Tâches à réaliser:
**1)** Selon le commentaire de décision, quelle sanction le Conseil constitutionnel prononce-t-il contre l'ancien candidat ?
**2)** Reproduisez à l'identique le passage du commentaire de décision allant de « A. Le caractère » jusqu'à « par les candidats. ».

Conseil constitutionnel, Décision n° 2025-6435 AN du 6 juin 2025

Le Conseil constitutionnel, par une décision rendue le 6 juin 2025, se prononce sur le manquement d’un candidat aux règles impératives du financement électoral. Lors du scrutin législatif de l’été 2024, un candidat ayant obtenu plus de 1 % des suffrages exprimés n’a pas déposé son compte de campagne. Saisie par l’autorité administrative de contrôle en janvier 2025, la haute juridiction doit apprécier la régularité de cette situation au regard du code électoral. Le candidat soutient avoir agi de bonne foi en pensant que l’absence de remboursement possible le dispensait de toute obligation de dépôt comptable. La question posée au juge porte sur la sanction d’une omission déclarative totale en l’absence d’une intention frauduleuse initialement démontrée par l’instruction. Le Conseil constitutionnel retient la particulière gravité du manquement pour prononcer une inéligibilité de trois ans contre l’ancien candidat aux élections législatives. L’analyse portera d’abord sur la rigueur de l’obligation de dépôt avant d’examiner la sévérité de la sanction prononcée par les juges de la rue Montpensier.

I. La rigueur absolue de l’obligation de dépôt du compte de campagne

A. Le caractère impératif lié au seuil des suffrages exprimés

L’article L. 52-12 du code électoral impose à tout candidat ayant obtenu au moins 1 % des voix d’établir un compte de campagne rigoureusement équilibré. Cette formalité permet de retracer « l’ensemble des recettes perçues et, selon leur nature, l’ensemble des dépenses engagées ou effectuées en vue de l’élection ». La transparence financière constitue le pilier fondamental de l’équité entre les compétiteurs politiques lors des différents scrutins organisés sur le territoire national. Le candidat se trouvait ici légalement tenu de soumettre ses documents comptables à l’organe de vérification dans les délais prescrits par la législation électorale. Le respect de cette procédure administrative garantit la sincérité du scrutin et permet de vérifier l’origine licite des fonds utilisés par les candidats.

B. L’indifférence des motifs personnels invoqués par le candidat

Pour justifier son omission, l’intéressé invoque une erreur d’appréciation portant sur l’absence de droit au remboursement de ses frais de campagne par l’État. Le juge constitutionnel écarte cet argument en précisant qu’aucune « circonstance particulière » ne permet de justifier la méconnaissance des obligations résultant du code électoral. La complexité perçue des règles ou l’absence de bénéfice financier futur ne sauraient exonérer le candidat de ses devoirs essentiels de transparence démocratique. La solution réaffirme ainsi que le dépôt du compte demeure une obligation de résultat totalement indépendante de la situation comptable finale de chaque candidat. Cette exigence de rigueur assure que tout participant au débat électoral se soumette au contrôle commun des financements engagés pour convaincre les électeurs.

(Entrées d'éléments de mise en page)
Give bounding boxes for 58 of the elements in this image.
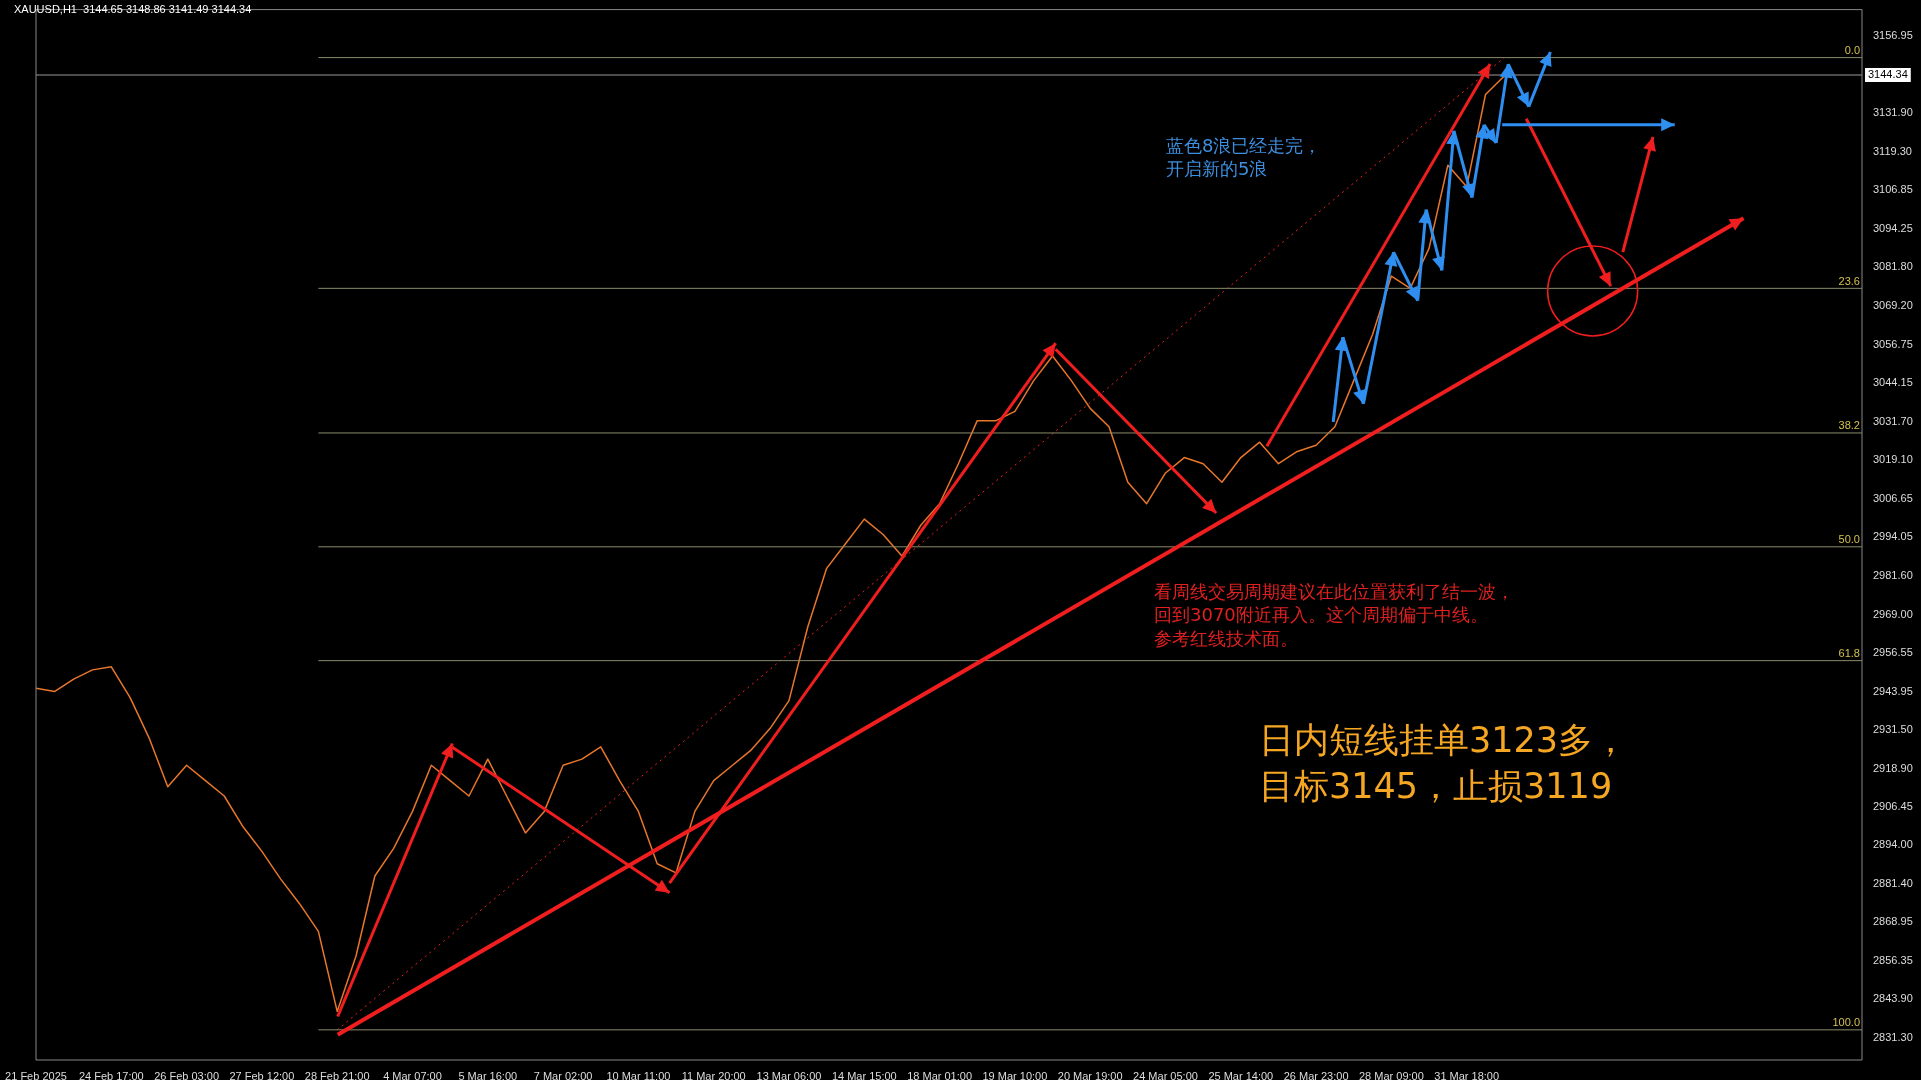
x-tick-label: 28 Feb 21:00	[304, 1069, 370, 1080]
y-tick-label: 3031.70	[1873, 414, 1913, 427]
x-tick-label: 31 Mar 18:00	[1434, 1069, 1500, 1080]
x-tick-label: 25 Mar 14:00	[1208, 1069, 1274, 1080]
annotation: 50.0	[1838, 533, 1860, 546]
y-tick-label: 2868.95	[1873, 915, 1913, 928]
y-tick-label: 2956.55	[1873, 645, 1913, 658]
y-tick-label: 2969.00	[1873, 607, 1913, 620]
x-tick-label: 26 Mar 23:00	[1283, 1069, 1349, 1080]
y-tick-label: 2918.90	[1873, 761, 1913, 774]
annotation: 蓝色8浪已经走完，开启新的5浪	[1166, 134, 1323, 181]
y-tick-label: 2994.05	[1873, 530, 1913, 543]
x-tick-label: 11 Mar 20:00	[681, 1069, 746, 1080]
y-tick-label: 2843.90	[1873, 992, 1913, 1005]
x-tick-label: 24 Feb 17:00	[78, 1069, 144, 1080]
x-tick-label: 14 Mar 15:00	[831, 1069, 897, 1080]
y-tick-label: 3156.95	[1873, 29, 1913, 42]
x-tick-label: 19 Mar 10:00	[982, 1069, 1048, 1080]
y-tick-label: 2981.60	[1873, 568, 1913, 581]
annotation: 61.8	[1838, 647, 1860, 660]
y-tick-label: 2943.95	[1873, 684, 1913, 697]
y-tick-label: 3081.80	[1873, 260, 1913, 273]
annotation: 看周线交易周期建议在此位置获利了结一波，回到3070附近再入。这个周期偏于中线。	[1154, 580, 1515, 627]
ref-line-label: 3144.34	[1868, 68, 1908, 81]
y-tick-label: 2894.00	[1873, 838, 1913, 851]
x-tick-label: 4 Mar 07:00	[383, 1069, 442, 1080]
annotation: 日内短线挂单3123多，目标3145，止损3119	[1259, 719, 1630, 808]
y-tick-label: 3056.75	[1873, 337, 1913, 350]
x-tick-label: 24 Mar 05:00	[1133, 1069, 1198, 1080]
x-tick-label: 7 Mar 02:00	[533, 1069, 593, 1080]
chart-title: XAUUSD,H1 3144.65 3148.86 3141.49 3144.34	[14, 3, 252, 15]
y-tick-label: 2856.35	[1873, 954, 1913, 967]
y-tick-label: 2831.30	[1873, 1031, 1913, 1044]
y-tick-label: 3019.10	[1873, 453, 1913, 466]
y-tick-label: 2906.45	[1873, 799, 1913, 812]
x-tick-label: 27 Feb 12:00	[229, 1069, 295, 1080]
x-tick-label: 28 Mar 09:00	[1358, 1069, 1424, 1080]
x-tick-label: 20 Mar 19:00	[1057, 1069, 1123, 1080]
x-tick-label: 5 Mar 16:00	[458, 1069, 518, 1080]
y-tick-label: 3069.20	[1873, 299, 1913, 312]
y-tick-label: 3131.90	[1873, 106, 1913, 119]
y-tick-label: 3006.65	[1873, 491, 1913, 504]
y-tick-label: 3106.85	[1873, 183, 1913, 196]
x-tick-label: 18 Mar 01:00	[907, 1069, 972, 1080]
x-tick-label: 13 Mar 06:00	[756, 1069, 822, 1080]
y-tick-label: 2881.40	[1873, 877, 1913, 890]
x-tick-label: 21 Feb 2025	[5, 1069, 67, 1080]
y-tick-label: 3094.25	[1873, 222, 1913, 235]
annotation: 38.2	[1838, 419, 1860, 432]
annotation: 23.6	[1838, 274, 1860, 287]
annotation: 参考红线技术面。	[1154, 627, 1299, 651]
x-tick-label: 10 Mar 11:00	[606, 1069, 671, 1080]
x-tick-label: 26 Feb 03:00	[154, 1069, 220, 1080]
y-tick-label: 2931.50	[1873, 722, 1913, 735]
annotation: 100.0	[1832, 1016, 1860, 1029]
annotation: 0.0	[1844, 44, 1860, 57]
y-tick-label: 3044.15	[1873, 376, 1913, 389]
y-tick-label: 3119.30	[1873, 145, 1912, 158]
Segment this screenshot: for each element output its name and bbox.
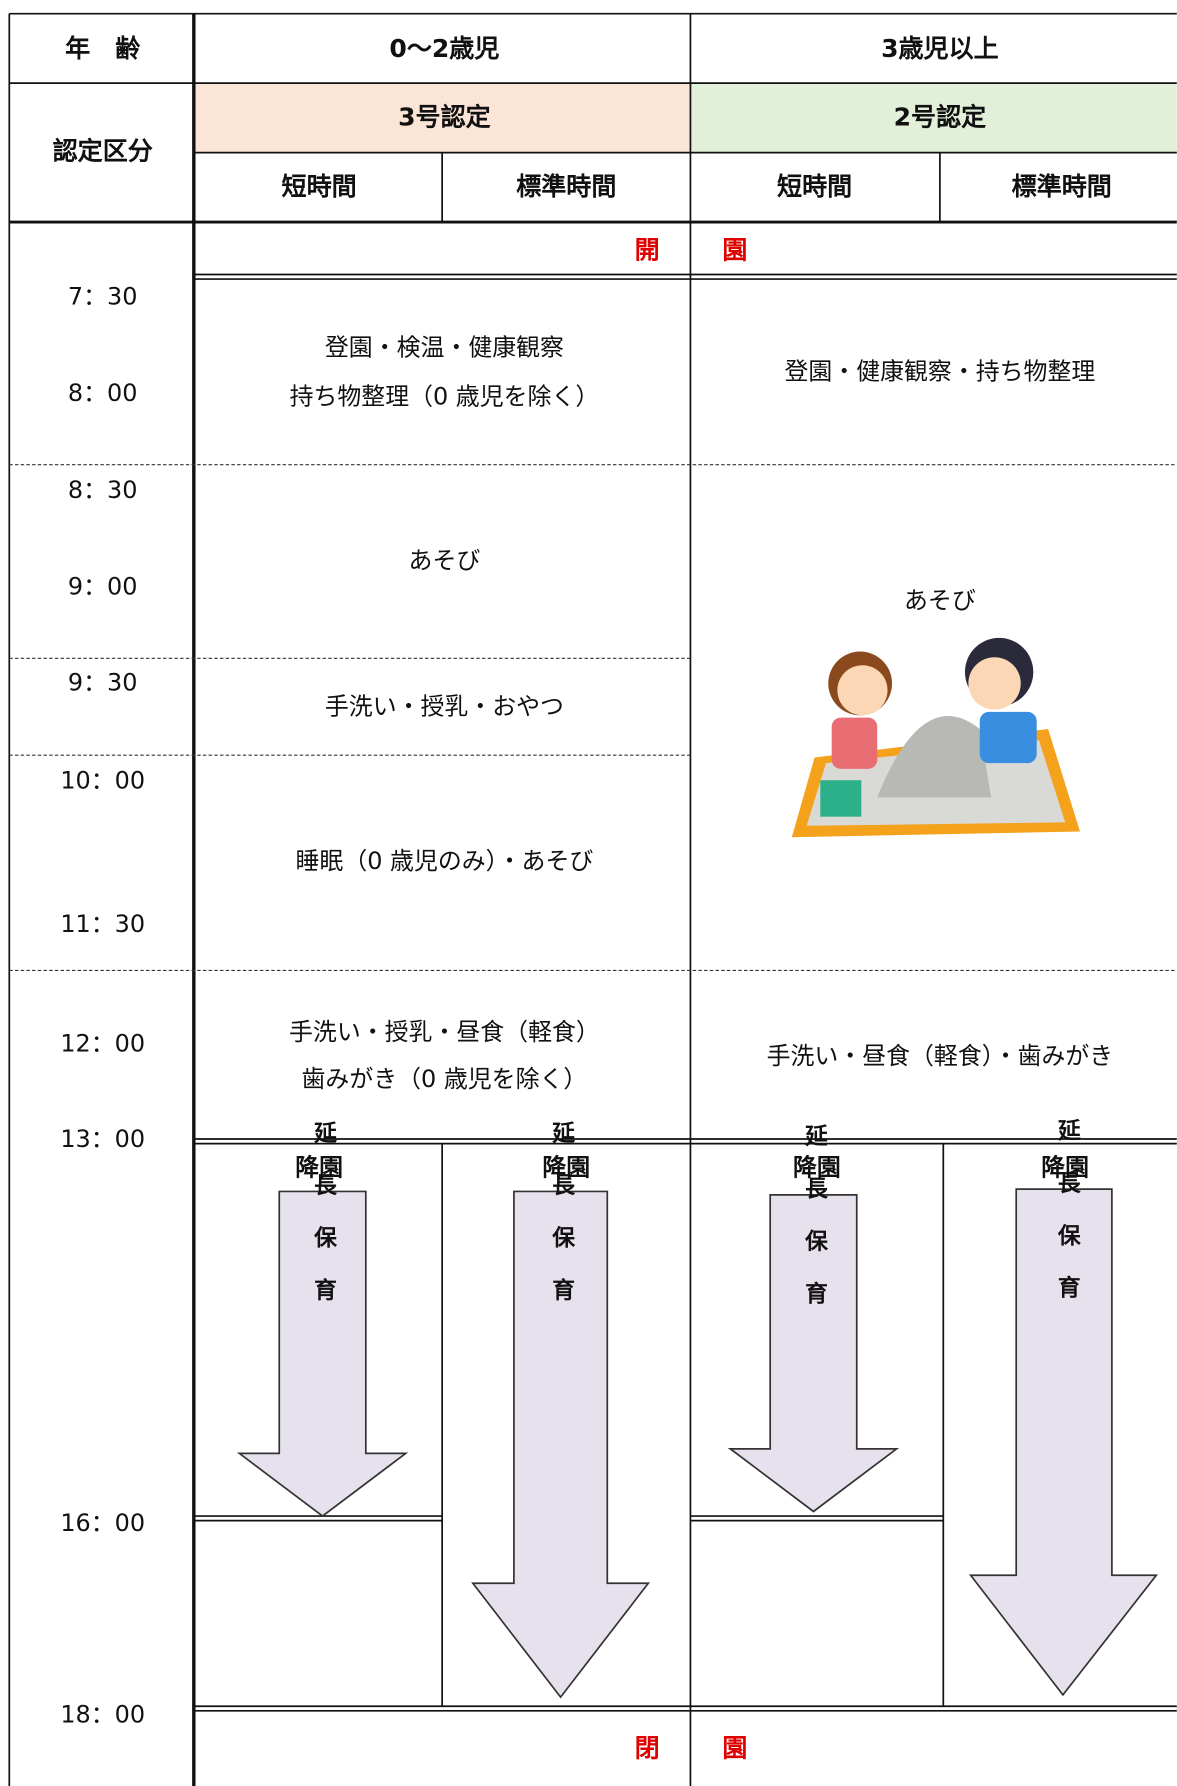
sandbox-illustration [791,637,1080,838]
departure: 降園 [1041,1154,1089,1182]
duration: 短時間 [282,172,357,201]
activity: 手洗い・授乳・昼食（軽食） [289,1018,600,1046]
arrow [471,1190,651,1699]
cert2-bg [690,83,1177,153]
time: 12：00 [60,1029,145,1057]
extended-care: 延長保育 [310,1121,337,1331]
activity: 手洗い・授乳・おやつ [325,692,564,720]
activity: 登園・検温・健康観察 [325,334,564,362]
cert: 2号認定 [894,102,987,131]
arrow [727,1193,900,1513]
age-group: 0～2歳児 [389,34,499,63]
departure: 降園 [793,1154,841,1182]
open: 開 [635,236,660,265]
close: 園 [722,1734,747,1763]
close: 閉 [635,1734,660,1763]
time: 18：00 [60,1700,145,1728]
age-group: 3歳児以上 [881,34,999,63]
open: 園 [722,236,747,265]
time: 13：00 [60,1125,145,1153]
arrow [968,1188,1159,1697]
activity: 登園・健康観察・持ち物整理 [785,357,1096,385]
arrow [236,1190,409,1518]
time: 10：00 [60,766,145,794]
activity: あそび [409,547,481,575]
time: 16：00 [60,1509,145,1537]
time: 8：00 [68,379,138,407]
activity: 持ち物整理（0 歳児を除く） [290,383,600,411]
cert3-bg [193,83,691,153]
age-label: 年 齢 [65,34,141,63]
cert: 3号認定 [398,102,491,131]
duration: 標準時間 [516,172,616,201]
departure: 降園 [295,1154,343,1182]
cert-label: 認定区分 [53,137,153,166]
time: 9：00 [68,573,138,601]
time: 9：30 [68,668,138,696]
activity: あそび [904,586,976,614]
departure: 降園 [542,1154,590,1182]
activity: 歯みがき（0 歳児を除く） [302,1065,588,1093]
time: 11：30 [60,910,145,938]
time: 8：30 [68,476,138,504]
extended-care: 延長保育 [801,1124,828,1334]
activity: 手洗い・昼食（軽食）・歯みがき [767,1042,1114,1070]
duration: 標準時間 [1012,172,1112,201]
duration: 短時間 [777,172,852,201]
extended-care: 延長保育 [1054,1119,1081,1329]
grid [8,12,1177,1786]
time: 7：30 [68,282,138,310]
activity: 睡眠（0 歳児のみ）・あそび [296,847,594,875]
extended-care: 延長保育 [548,1121,575,1331]
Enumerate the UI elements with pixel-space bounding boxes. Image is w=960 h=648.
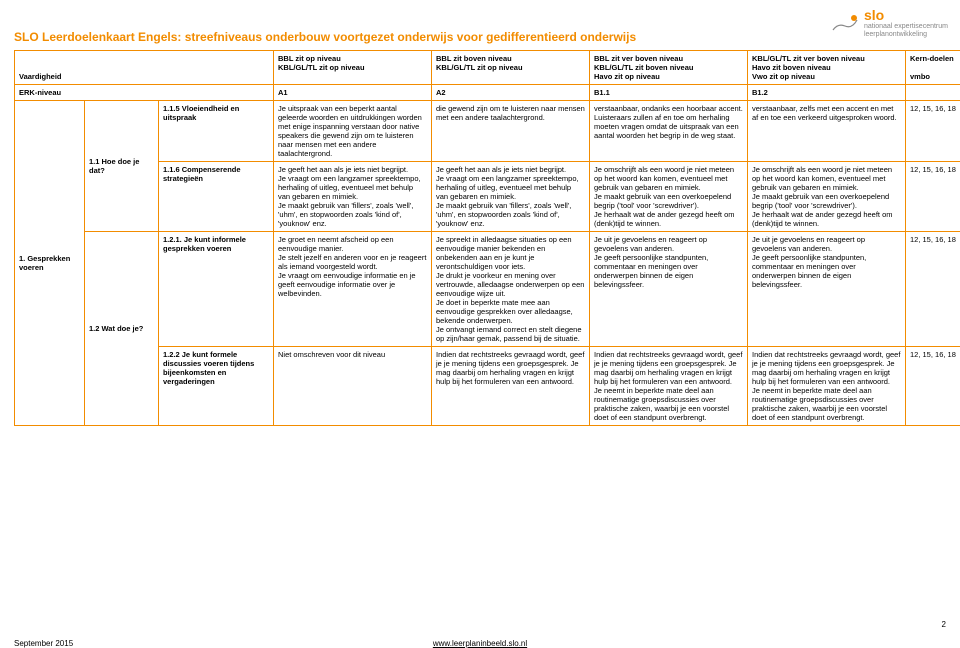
brand-logo: slo nationaal expertisecentrum leerplano… [832,8,948,39]
row-label: 1.2.2 Je kunt formele discussies voeren … [159,347,274,426]
category-label: 1. Gesprekken voeren [15,101,85,426]
header-level-4: KBL/GL/TL zit ver boven niveau Havo zit … [748,51,906,85]
footer-date: September 2015 [14,639,73,648]
brand-tagline-1: nationaal expertisecentrum [864,23,948,30]
cell: Je uit je gevoelens en reageert op gevoe… [748,232,906,347]
cell: Indien dat rechtstreeks gevraagd wordt, … [432,347,590,426]
kerndoel-vmbo: 12, 15, 16, 18 [906,162,960,232]
cell: Je geeft het aan als je iets niet begrij… [432,162,590,232]
cell: Je omschrijft als een woord je niet mete… [748,162,906,232]
header-vaardigheid: Vaardigheid [15,51,274,85]
cell: verstaanbaar, zelfs met een accent en me… [748,101,906,162]
erk-label: ERK-niveau [15,85,274,101]
footer-link: www.leerplaninbeeld.slo.nl [433,639,527,648]
cell: Je omschrijft als een woord je niet mete… [590,162,748,232]
brand-tagline-2: leerplanontwikkeling [864,31,927,38]
table-header-row: Vaardigheid BBL zit op niveau KBL/GL/TL … [15,51,960,85]
cell: Je groet en neemt afscheid op een eenvou… [274,232,432,347]
page-title: SLO Leerdoelenkaart Engels: streefniveau… [14,30,636,44]
subcategory-a: 1.1 Hoe doe je dat? [85,101,159,232]
cell: Indien dat rechtstreeks gevraagd wordt, … [590,347,748,426]
table-row: 1. Gesprekken voeren 1.1 Hoe doe je dat?… [15,101,960,162]
kerndoel-vmbo: 12, 15, 16, 18 [906,101,960,162]
logo-icon [832,12,858,34]
footer-page: 2 [942,620,946,629]
subcategory-b: 1.2 Wat doe je? [85,232,159,426]
kerndoel-vmbo: 12, 15, 16, 18 [906,232,960,347]
erk-a1: A1 [274,85,432,101]
erk-b12: B1.2 [748,85,906,101]
table-row: 1.2 Wat doe je? 1.2.1. Je kunt informele… [15,232,960,347]
cell: die gewend zijn om te luisteren naar men… [432,101,590,162]
header-kerndoelen-vmbo: Kern-doelenvmbo [906,51,960,85]
row-label: 1.1.5 Vloeiendheid en uitspraak [159,101,274,162]
row-label: 1.2.1. Je kunt informele gesprekken voer… [159,232,274,347]
header-level-2: BBL zit boven niveau KBL/GL/TL zit op ni… [432,51,590,85]
cell: Je uitspraak van een beperkt aantal gele… [274,101,432,162]
header-level-1: BBL zit op niveau KBL/GL/TL zit op nivea… [274,51,432,85]
kerndoel-vmbo: 12, 15, 16, 18 [906,347,960,426]
learning-goals-table: Vaardigheid BBL zit op niveau KBL/GL/TL … [14,50,960,426]
header-level-3: BBL zit ver boven niveau KBL/GL/TL zit b… [590,51,748,85]
row-label: 1.1.6 Compenserende strategieën [159,162,274,232]
erk-b11: B1.1 [590,85,748,101]
cell: Je spreekt in alledaagse situaties op ee… [432,232,590,347]
brand-text: slo nationaal expertisecentrum leerplano… [864,8,948,39]
erk-row: ERK-niveau A1 A2 B1.1 B1.2 [15,85,960,101]
brand-name: slo [864,8,948,23]
cell: verstaanbaar, ondanks een hoorbaar accen… [590,101,748,162]
cell: Niet omschreven voor dit niveau [274,347,432,426]
cell: Je geeft het aan als je iets niet begrij… [274,162,432,232]
cell: Indien dat rechtstreeks gevraagd wordt, … [748,347,906,426]
cell: Je uit je gevoelens en reageert op gevoe… [590,232,748,347]
erk-a2: A2 [432,85,590,101]
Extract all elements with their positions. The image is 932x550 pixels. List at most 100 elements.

Résultats:
**1)** Une inéligibilité de trois ans.

**2)**
A. Le caractère impératif lié au seuil des suffrages exprimés

L’article L. 52-12 du code électoral impose à tout candidat ayant obtenu au moins 1 % des voix d’établir un compte de campagne rigoureusement équilibré. Cette formalité permet de retracer « l’ensemble des recettes perçues et, selon leur nature, l’ensemble des dépenses engagées ou effectuées en vue de l’élection ». La transparence financière constitue le pilier fondamental de l’équité entre les compétiteurs politiques lors des différents scrutins organisés sur le territoire national. Le candidat se trouvait ici légalement tenu de soumettre ses documents comptables à l’organe de vérification dans les délais prescrits par la législation électorale. Le respect de cette procédure administrative garantit la sincérité du scrutin et permet de vérifier l’origine licite des fonds utilisés par les candidats.